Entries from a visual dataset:
--

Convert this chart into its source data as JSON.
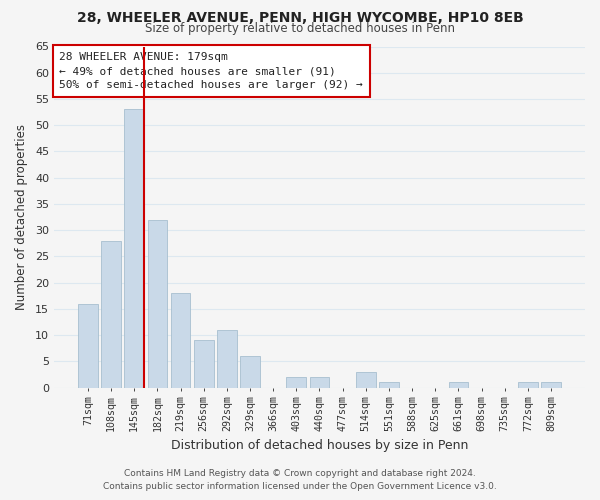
{
  "title1": "28, WHEELER AVENUE, PENN, HIGH WYCOMBE, HP10 8EB",
  "title2": "Size of property relative to detached houses in Penn",
  "xlabel": "Distribution of detached houses by size in Penn",
  "ylabel": "Number of detached properties",
  "bar_labels": [
    "71sqm",
    "108sqm",
    "145sqm",
    "182sqm",
    "219sqm",
    "256sqm",
    "292sqm",
    "329sqm",
    "366sqm",
    "403sqm",
    "440sqm",
    "477sqm",
    "514sqm",
    "551sqm",
    "588sqm",
    "625sqm",
    "661sqm",
    "698sqm",
    "735sqm",
    "772sqm",
    "809sqm"
  ],
  "bar_values": [
    16,
    28,
    53,
    32,
    18,
    9,
    11,
    6,
    0,
    2,
    2,
    0,
    3,
    1,
    0,
    0,
    1,
    0,
    0,
    1,
    1
  ],
  "bar_color": "#c9d9e8",
  "bar_edge_color": "#a8bfcf",
  "vline_index": 2,
  "vline_color": "#cc0000",
  "ylim": [
    0,
    65
  ],
  "yticks": [
    0,
    5,
    10,
    15,
    20,
    25,
    30,
    35,
    40,
    45,
    50,
    55,
    60,
    65
  ],
  "annotation_title": "28 WHEELER AVENUE: 179sqm",
  "annotation_line1": "← 49% of detached houses are smaller (91)",
  "annotation_line2": "50% of semi-detached houses are larger (92) →",
  "annotation_box_color": "#ffffff",
  "annotation_box_edge": "#cc0000",
  "footer1": "Contains HM Land Registry data © Crown copyright and database right 2024.",
  "footer2": "Contains public sector information licensed under the Open Government Licence v3.0.",
  "background_color": "#f5f5f5",
  "grid_color": "#dde8f0"
}
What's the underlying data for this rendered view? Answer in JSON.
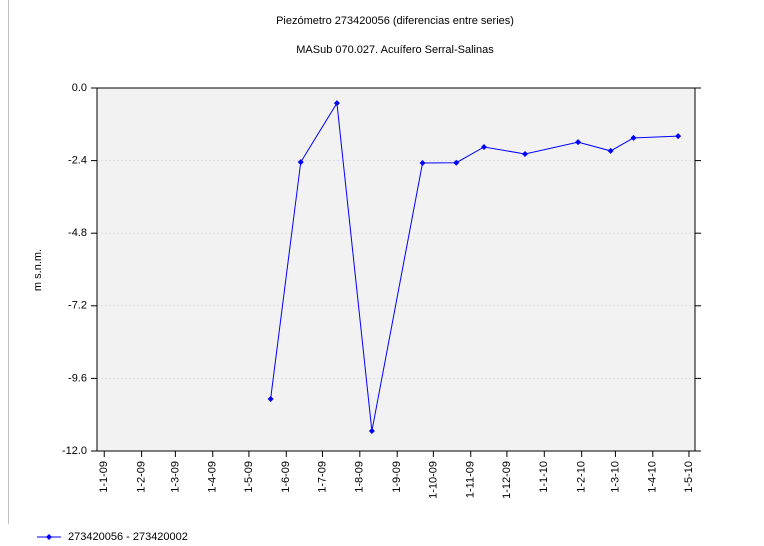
{
  "chart_data": {
    "type": "line",
    "title": "Piezómetro 273420056 (diferencias entre series)",
    "subtitle": "MASub 070.027. Acuífero Serral-Salinas",
    "y_label": "m s.n.m.",
    "x": [
      "2009-05-19",
      "2009-06-13",
      "2009-07-13",
      "2009-08-11",
      "2009-09-22",
      "2009-10-20",
      "2009-11-12",
      "2009-12-16",
      "2010-01-29",
      "2010-02-25",
      "2010-03-16",
      "2010-04-22"
    ],
    "series": [
      {
        "name": "273420056 - 273420002",
        "color": "#0000ff",
        "values": [
          -10.28,
          -2.45,
          -0.5,
          -11.34,
          -2.48,
          -2.47,
          -1.95,
          -2.18,
          -1.79,
          -2.08,
          -1.65,
          -1.59
        ]
      }
    ],
    "xlim": [
      "2008-12-26",
      "2010-05-06"
    ],
    "xticks": [
      {
        "value": "2009-01-01",
        "label": "1-1-09"
      },
      {
        "value": "2009-02-01",
        "label": "1-2-09"
      },
      {
        "value": "2009-03-01",
        "label": "1-3-09"
      },
      {
        "value": "2009-04-01",
        "label": "1-4-09"
      },
      {
        "value": "2009-05-01",
        "label": "1-5-09"
      },
      {
        "value": "2009-06-01",
        "label": "1-6-09"
      },
      {
        "value": "2009-07-01",
        "label": "1-7-09"
      },
      {
        "value": "2009-08-01",
        "label": "1-8-09"
      },
      {
        "value": "2009-09-01",
        "label": "1-9-09"
      },
      {
        "value": "2009-10-01",
        "label": "1-10-09"
      },
      {
        "value": "2009-11-01",
        "label": "1-11-09"
      },
      {
        "value": "2009-12-01",
        "label": "1-12-09"
      },
      {
        "value": "2010-01-01",
        "label": "1-1-10"
      },
      {
        "value": "2010-02-01",
        "label": "1-2-10"
      },
      {
        "value": "2010-03-01",
        "label": "1-3-10"
      },
      {
        "value": "2010-04-01",
        "label": "1-4-10"
      },
      {
        "value": "2010-05-01",
        "label": "1-5-10"
      }
    ],
    "ylim": [
      -12,
      0
    ],
    "yticks": [
      {
        "value": 0,
        "label": "0.0"
      },
      -2.4,
      -4.8,
      -7.2,
      -9.6,
      {
        "value": -12,
        "label": "-12.0"
      }
    ],
    "grid": true,
    "legend": "bottom-left"
  }
}
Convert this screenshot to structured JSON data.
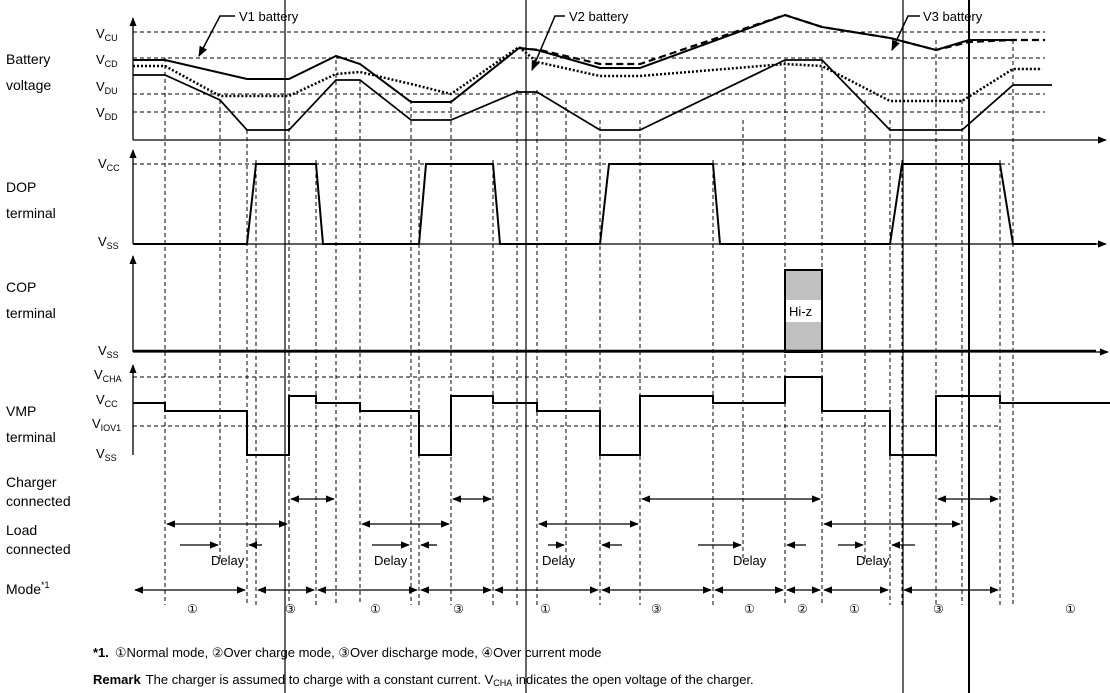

--

Only a number is wanted: how many lines of the material include the word "JSON".

3